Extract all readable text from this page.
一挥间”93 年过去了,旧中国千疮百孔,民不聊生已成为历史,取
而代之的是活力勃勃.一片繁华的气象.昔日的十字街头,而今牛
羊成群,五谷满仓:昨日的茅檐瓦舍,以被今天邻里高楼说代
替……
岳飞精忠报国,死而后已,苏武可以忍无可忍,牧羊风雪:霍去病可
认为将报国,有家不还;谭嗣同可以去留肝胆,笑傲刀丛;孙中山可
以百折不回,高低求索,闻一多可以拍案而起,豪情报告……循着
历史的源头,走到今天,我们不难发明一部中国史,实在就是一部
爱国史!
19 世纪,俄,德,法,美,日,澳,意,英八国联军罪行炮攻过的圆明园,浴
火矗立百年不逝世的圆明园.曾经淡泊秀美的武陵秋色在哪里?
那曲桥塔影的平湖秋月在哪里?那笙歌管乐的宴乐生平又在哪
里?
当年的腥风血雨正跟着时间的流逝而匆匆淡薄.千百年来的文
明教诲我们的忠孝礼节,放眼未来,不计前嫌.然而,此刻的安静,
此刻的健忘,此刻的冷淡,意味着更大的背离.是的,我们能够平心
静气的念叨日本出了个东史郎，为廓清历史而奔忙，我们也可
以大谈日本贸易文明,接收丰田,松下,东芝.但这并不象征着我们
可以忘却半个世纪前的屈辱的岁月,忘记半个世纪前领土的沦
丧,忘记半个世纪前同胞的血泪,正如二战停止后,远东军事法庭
_ _ _ _ _
● **Task to carry out**:
Retype the entries exactly, including every line.

● **Exercise solution**:
Extract all readable text from this page.
一挥间”93 年过去了,旧中国千疮百孔,民不聊生已成为历史,取
而代之的是活力勃勃.一片繁华的气象.昔日的十字街头,而今牛
羊成群,五谷满仓:昨日的茅檐瓦舍,以被今天邻里高楼说代
替……
岳飞精忠报国,死而后已,苏武可以忍无可忍,牧羊风雪:霍去病可
认为将报国,有家不还;谭嗣同可以去留肝胆,笑傲刀丛;孙中山可
以百折不回,高低求索,闻一多可以拍案而起,豪情报告……循着
历史的源头,走到今天,我们不难发明一部中国史,实在就是一部
爱国史!
19 世纪,俄,德,法,美,日,澳,意,英八国联军罪行炮攻过的圆明园,浴
火矗立百年不逝世的圆明园.曾经淡泊秀美的武陵秋色在哪里?
那曲桥塔影的平湖秋月在哪里?那笙歌管乐的宴乐生平又在哪
里?
当年的腥风血雨正跟着时间的流逝而匆匆淡薄.千百年来的文
明教诲我们的忠孝礼节,放眼未来,不计前嫌.然而,此刻的安静,
此刻的健忘,此刻的冷淡,意味着更大的背离.是的,我们能够平心
静气的念叨日本出了个东史郎，为廓清历史而奔忙，我们也可
以大谈日本贸易文明,接收丰田,松下,东芝.但这并不象征着我们
可以忘却半个世纪前的屈辱的岁月,忘记半个世纪前领土的沦
丧,忘记半个世纪前同胞的血泪,正如二战停止后,远东军事法庭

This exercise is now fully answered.